● YOUR INSTRUCTIONS:
Identify each line below that contains the word "this", and copy it out.

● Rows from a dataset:
'''

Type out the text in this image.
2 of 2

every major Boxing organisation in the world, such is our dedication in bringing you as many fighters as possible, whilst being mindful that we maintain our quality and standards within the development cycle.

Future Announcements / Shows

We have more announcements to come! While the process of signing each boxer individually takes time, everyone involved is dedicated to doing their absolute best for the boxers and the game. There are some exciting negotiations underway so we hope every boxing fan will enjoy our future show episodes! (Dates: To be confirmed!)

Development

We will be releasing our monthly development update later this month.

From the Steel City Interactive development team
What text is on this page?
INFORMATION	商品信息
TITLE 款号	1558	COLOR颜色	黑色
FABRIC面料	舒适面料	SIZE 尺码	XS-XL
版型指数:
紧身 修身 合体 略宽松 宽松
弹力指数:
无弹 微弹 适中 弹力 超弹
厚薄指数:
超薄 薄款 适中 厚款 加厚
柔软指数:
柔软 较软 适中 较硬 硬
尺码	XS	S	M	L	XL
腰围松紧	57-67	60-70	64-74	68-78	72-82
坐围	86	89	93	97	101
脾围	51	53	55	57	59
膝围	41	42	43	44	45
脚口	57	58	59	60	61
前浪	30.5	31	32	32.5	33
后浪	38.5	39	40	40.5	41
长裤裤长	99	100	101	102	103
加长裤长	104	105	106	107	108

'''

● FINISHED TASK:
Type out the text in this image.
We will be releasing our monthly development update later this month.
What text is on this page?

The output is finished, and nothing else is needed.